[begin ROWS]

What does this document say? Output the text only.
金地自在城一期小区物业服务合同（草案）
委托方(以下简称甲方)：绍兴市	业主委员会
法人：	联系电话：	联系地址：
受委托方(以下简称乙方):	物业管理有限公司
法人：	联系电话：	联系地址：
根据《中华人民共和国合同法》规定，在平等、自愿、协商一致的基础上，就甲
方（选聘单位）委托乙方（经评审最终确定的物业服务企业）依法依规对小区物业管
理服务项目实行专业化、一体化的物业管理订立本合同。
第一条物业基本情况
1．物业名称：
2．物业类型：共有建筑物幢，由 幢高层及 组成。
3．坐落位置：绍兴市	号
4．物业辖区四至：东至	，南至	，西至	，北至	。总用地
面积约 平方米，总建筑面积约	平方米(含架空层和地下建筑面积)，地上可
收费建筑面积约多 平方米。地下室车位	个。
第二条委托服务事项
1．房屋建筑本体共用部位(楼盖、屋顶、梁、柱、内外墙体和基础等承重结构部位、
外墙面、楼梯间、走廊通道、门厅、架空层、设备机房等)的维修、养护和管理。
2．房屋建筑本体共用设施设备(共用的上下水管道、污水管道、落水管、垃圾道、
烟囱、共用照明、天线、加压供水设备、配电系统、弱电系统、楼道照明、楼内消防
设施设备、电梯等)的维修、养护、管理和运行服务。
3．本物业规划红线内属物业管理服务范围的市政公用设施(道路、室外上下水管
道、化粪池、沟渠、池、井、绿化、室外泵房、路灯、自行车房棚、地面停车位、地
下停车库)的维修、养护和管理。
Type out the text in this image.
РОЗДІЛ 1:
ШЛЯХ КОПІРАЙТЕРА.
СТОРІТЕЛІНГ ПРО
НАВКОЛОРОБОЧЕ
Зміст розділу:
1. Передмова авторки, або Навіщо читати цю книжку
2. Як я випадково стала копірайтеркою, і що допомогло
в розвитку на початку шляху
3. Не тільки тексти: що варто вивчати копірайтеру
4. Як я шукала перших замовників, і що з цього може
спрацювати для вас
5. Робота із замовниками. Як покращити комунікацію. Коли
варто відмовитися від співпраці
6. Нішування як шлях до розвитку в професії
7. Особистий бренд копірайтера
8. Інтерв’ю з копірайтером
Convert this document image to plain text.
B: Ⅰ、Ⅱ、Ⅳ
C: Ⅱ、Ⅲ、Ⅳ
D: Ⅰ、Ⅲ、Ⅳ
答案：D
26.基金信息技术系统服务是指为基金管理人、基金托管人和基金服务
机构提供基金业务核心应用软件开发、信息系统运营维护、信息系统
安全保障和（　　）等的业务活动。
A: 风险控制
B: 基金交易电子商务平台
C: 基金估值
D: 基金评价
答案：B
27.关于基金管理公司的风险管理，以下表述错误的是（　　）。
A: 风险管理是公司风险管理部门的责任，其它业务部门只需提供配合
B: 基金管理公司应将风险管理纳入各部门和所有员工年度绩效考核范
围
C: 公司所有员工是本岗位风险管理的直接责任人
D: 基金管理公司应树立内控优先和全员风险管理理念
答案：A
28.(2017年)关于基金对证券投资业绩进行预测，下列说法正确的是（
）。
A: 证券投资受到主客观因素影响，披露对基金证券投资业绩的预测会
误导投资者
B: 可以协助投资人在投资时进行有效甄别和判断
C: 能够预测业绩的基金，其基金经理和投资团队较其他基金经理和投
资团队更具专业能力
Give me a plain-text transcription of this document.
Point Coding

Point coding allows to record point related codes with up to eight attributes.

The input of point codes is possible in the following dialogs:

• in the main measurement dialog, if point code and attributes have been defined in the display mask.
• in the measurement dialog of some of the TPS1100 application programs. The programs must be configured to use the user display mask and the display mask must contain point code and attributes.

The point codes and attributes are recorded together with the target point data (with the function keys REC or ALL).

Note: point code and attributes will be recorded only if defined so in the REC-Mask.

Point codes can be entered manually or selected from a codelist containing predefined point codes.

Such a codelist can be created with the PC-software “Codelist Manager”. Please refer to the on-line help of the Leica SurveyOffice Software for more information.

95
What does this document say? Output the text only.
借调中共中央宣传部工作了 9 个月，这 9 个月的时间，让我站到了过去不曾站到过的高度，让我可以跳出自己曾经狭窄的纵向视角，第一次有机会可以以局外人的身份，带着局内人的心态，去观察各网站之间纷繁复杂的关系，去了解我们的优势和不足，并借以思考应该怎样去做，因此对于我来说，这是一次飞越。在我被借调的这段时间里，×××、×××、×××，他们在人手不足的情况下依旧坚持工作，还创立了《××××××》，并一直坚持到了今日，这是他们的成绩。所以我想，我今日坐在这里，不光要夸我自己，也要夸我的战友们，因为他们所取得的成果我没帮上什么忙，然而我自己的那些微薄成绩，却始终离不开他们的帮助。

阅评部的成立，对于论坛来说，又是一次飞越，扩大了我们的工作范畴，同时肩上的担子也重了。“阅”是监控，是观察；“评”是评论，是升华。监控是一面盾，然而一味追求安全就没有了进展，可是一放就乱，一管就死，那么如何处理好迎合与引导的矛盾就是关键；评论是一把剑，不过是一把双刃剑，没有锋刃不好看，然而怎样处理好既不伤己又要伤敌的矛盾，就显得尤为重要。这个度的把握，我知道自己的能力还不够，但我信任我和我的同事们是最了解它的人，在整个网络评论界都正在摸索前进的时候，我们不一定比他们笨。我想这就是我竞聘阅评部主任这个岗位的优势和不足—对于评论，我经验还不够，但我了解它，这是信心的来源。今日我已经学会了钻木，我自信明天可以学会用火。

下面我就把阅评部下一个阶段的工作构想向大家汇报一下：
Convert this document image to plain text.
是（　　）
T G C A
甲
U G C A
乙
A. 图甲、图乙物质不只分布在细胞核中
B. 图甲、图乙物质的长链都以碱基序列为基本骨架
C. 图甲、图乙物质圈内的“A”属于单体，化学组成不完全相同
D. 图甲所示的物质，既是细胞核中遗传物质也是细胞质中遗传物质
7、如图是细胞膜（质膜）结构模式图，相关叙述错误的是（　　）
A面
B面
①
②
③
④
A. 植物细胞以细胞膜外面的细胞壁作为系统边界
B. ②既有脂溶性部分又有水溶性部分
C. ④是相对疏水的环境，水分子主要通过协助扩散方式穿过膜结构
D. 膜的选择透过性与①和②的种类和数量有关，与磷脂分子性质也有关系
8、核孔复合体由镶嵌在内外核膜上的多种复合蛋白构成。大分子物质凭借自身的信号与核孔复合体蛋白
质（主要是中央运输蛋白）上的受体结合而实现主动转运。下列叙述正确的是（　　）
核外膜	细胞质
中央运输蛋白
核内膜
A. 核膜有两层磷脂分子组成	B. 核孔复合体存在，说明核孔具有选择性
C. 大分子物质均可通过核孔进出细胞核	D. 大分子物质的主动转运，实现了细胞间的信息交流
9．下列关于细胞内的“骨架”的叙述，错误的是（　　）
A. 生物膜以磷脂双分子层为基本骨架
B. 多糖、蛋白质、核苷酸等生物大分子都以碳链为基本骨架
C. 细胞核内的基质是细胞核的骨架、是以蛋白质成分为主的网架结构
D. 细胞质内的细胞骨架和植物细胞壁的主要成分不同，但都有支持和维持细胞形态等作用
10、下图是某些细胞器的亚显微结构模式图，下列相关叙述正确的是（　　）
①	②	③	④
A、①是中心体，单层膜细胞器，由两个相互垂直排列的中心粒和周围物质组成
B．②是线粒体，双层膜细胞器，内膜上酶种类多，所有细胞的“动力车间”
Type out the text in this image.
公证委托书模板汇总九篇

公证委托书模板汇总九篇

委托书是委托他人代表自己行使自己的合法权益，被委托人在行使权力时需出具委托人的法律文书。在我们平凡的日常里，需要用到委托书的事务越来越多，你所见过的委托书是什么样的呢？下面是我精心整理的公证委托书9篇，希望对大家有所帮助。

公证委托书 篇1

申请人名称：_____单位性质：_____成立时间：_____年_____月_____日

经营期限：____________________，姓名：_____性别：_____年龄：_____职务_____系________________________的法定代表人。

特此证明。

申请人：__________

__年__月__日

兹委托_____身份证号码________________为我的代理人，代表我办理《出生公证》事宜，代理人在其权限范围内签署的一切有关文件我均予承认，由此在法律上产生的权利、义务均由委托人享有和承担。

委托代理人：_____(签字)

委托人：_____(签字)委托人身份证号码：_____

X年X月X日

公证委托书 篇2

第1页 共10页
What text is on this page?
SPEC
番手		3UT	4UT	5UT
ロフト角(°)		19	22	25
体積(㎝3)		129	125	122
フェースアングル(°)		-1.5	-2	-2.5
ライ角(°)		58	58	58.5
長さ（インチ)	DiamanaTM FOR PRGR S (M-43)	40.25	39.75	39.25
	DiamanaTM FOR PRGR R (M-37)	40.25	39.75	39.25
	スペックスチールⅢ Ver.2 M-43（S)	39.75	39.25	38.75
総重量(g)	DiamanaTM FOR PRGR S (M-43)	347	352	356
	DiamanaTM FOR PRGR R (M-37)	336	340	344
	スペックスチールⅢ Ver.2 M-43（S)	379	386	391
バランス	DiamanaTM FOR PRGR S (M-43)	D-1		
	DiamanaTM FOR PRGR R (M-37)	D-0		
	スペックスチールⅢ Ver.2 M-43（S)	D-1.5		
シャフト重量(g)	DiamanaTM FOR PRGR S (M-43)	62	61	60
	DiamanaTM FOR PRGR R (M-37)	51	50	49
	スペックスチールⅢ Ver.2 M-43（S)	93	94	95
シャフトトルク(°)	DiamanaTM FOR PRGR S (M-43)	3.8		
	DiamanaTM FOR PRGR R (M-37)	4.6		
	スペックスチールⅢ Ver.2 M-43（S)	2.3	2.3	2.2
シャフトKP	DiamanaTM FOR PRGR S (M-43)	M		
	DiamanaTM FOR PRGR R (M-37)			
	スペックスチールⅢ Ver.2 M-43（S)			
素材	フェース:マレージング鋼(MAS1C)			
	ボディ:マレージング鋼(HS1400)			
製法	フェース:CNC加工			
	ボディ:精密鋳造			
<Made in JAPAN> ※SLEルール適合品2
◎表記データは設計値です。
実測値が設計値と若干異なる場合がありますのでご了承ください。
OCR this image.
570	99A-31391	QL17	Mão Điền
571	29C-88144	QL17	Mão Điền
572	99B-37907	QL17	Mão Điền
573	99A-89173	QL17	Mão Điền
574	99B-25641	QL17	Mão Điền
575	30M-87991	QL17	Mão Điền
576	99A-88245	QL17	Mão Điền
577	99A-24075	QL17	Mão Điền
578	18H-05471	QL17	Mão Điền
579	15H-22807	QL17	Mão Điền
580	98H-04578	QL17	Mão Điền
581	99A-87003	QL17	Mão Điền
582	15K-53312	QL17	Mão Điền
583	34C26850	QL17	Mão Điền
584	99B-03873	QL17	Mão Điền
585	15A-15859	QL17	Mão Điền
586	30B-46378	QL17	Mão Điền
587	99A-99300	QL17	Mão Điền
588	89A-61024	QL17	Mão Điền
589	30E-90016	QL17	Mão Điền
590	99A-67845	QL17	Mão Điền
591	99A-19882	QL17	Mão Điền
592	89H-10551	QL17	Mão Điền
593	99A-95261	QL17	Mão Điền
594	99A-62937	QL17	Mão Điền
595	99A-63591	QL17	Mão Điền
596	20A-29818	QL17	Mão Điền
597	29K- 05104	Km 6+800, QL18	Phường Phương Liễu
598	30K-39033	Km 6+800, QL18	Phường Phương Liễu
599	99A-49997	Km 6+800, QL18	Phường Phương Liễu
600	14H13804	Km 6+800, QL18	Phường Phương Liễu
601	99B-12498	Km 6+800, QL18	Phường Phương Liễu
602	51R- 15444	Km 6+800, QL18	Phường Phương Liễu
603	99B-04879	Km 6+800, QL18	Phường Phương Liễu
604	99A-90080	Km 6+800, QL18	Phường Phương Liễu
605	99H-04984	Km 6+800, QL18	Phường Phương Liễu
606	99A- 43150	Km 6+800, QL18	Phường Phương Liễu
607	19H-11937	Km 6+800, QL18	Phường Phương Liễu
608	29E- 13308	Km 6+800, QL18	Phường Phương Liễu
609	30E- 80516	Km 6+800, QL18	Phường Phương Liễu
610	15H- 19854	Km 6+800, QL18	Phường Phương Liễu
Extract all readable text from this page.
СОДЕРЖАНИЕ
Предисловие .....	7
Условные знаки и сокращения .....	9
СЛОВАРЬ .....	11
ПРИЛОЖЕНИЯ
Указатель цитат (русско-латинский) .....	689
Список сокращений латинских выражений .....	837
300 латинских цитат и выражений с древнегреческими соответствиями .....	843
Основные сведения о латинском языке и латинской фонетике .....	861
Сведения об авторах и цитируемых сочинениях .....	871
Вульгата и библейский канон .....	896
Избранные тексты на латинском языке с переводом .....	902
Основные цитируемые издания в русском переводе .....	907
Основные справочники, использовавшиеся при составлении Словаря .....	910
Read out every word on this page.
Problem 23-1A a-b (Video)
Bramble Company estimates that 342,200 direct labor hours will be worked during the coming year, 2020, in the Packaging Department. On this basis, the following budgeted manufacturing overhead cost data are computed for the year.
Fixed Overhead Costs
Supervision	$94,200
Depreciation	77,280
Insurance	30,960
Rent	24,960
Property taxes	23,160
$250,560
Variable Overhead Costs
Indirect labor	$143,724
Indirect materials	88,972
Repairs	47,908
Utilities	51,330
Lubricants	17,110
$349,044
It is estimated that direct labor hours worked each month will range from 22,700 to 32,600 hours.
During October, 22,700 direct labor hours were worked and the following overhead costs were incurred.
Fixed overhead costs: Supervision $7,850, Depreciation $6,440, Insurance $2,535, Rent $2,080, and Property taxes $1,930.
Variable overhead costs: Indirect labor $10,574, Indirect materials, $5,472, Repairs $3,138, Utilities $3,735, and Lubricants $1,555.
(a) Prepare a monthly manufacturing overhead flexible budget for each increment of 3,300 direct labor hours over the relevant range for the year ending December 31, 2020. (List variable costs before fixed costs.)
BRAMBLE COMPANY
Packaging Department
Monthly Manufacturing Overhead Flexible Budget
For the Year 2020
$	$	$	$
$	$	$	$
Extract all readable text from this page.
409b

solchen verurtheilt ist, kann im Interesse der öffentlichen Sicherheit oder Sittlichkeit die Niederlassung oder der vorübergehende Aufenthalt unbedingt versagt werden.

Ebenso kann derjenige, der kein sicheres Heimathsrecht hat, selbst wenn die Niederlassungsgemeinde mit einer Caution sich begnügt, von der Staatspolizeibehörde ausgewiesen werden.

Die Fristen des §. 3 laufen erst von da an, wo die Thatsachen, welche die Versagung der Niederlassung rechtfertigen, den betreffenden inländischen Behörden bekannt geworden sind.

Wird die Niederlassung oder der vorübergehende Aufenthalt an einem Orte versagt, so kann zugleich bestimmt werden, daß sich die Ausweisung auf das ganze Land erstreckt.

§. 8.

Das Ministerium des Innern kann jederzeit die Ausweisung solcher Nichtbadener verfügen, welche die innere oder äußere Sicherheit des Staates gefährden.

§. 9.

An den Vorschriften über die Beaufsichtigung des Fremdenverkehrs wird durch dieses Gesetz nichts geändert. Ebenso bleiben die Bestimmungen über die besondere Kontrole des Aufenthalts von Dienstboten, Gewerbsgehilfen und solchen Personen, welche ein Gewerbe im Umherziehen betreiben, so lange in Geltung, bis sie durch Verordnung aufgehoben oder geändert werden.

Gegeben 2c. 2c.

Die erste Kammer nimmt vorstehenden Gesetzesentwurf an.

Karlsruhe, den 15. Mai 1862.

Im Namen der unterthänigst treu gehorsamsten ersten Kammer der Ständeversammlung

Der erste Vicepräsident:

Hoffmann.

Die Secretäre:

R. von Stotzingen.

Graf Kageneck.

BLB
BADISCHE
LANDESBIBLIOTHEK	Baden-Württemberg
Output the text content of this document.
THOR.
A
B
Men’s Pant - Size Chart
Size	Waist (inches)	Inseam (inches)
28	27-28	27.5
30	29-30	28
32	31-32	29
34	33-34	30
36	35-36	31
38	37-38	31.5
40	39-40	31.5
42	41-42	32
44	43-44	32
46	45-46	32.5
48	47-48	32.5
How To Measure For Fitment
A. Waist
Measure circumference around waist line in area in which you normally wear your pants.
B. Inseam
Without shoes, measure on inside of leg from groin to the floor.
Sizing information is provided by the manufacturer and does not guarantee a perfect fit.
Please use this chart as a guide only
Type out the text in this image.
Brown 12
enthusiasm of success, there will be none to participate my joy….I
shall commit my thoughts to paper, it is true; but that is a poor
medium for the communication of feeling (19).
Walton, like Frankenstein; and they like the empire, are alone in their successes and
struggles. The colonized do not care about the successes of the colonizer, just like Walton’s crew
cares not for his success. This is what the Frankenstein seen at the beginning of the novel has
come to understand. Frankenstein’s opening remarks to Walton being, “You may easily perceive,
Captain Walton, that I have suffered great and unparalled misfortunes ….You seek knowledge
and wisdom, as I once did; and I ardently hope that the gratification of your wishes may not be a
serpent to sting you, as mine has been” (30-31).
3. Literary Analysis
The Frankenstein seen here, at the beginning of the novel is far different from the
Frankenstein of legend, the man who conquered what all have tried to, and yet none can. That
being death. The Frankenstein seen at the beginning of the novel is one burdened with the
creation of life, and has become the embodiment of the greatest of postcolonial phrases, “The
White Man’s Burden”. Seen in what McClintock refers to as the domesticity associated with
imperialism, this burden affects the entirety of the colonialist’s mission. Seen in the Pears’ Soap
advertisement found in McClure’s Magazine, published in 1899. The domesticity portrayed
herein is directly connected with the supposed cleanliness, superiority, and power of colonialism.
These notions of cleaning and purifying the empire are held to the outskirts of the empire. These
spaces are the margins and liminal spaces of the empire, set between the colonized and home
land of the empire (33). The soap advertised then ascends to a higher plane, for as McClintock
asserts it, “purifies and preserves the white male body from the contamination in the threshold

[end ROWS]

_WHAT NEEDS TO BE DONE_
In the records above, find each line holding "taxes" and copy it.

_FINISHED TASK_
Property taxes	23,160
Fixed overhead costs: Supervision $7,850, Depreciation $6,440, Insurance $2,535, Rent $2,080, and Property taxes $1,930.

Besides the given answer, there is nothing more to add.